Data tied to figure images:
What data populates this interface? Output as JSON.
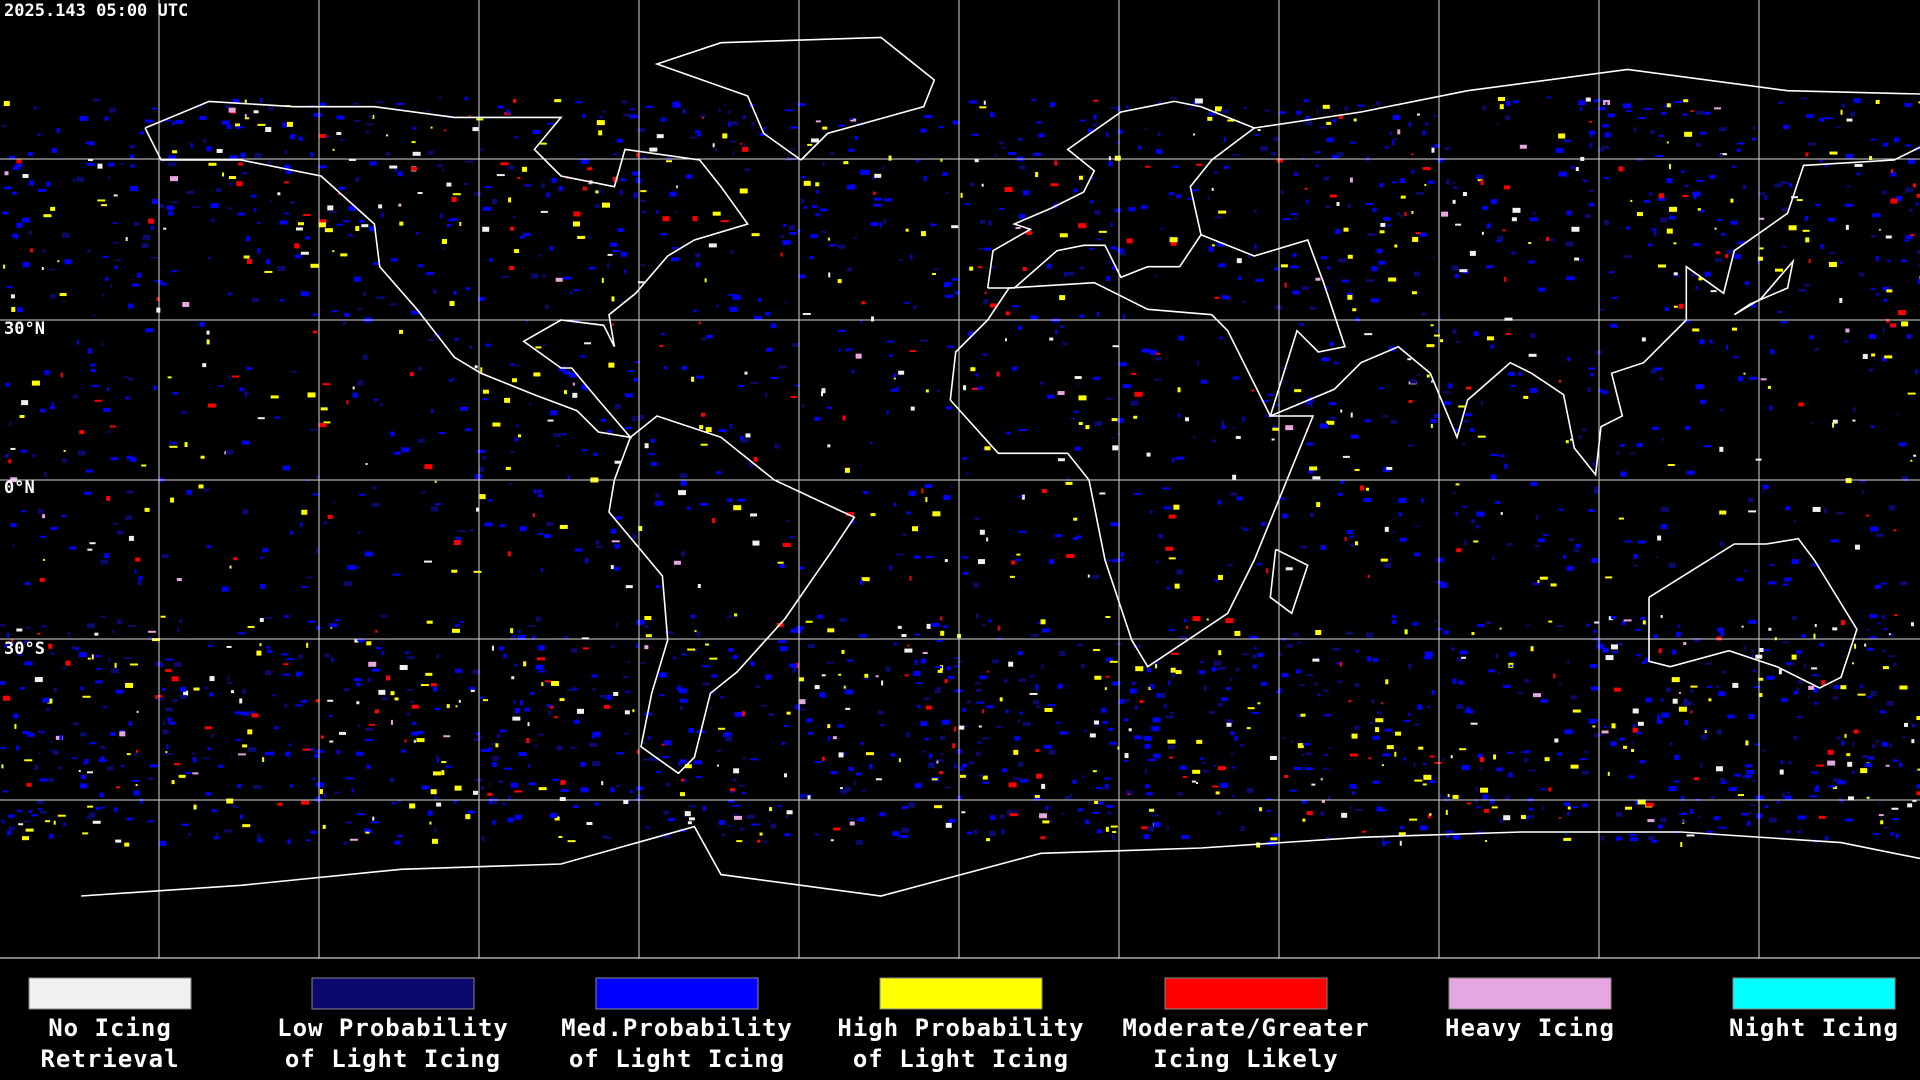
{
  "timestamp": "2025.143 05:00 UTC",
  "latitude_labels": [
    "30°N",
    "0°N",
    "30°S"
  ],
  "legend": [
    {
      "label_lines": [
        "No Icing",
        "Retrieval"
      ],
      "color": "#f0f0f0"
    },
    {
      "label_lines": [
        "Low Probability",
        "of Light Icing"
      ],
      "color": "#0a0a6e"
    },
    {
      "label_lines": [
        "Med.Probability",
        "of Light Icing"
      ],
      "color": "#0000ff"
    },
    {
      "label_lines": [
        "High Probability",
        "of Light Icing"
      ],
      "color": "#ffff00"
    },
    {
      "label_lines": [
        "Moderate/Greater",
        "Icing Likely"
      ],
      "color": "#ff0000"
    },
    {
      "label_lines": [
        "Heavy Icing"
      ],
      "color": "#e6a6e0"
    },
    {
      "label_lines": [
        "Night Icing"
      ],
      "color": "#00ffff"
    }
  ]
}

§ **Work to complete**
In how many lines of the data does the string "Icing" appear? Give only the number.

§ **In response**
7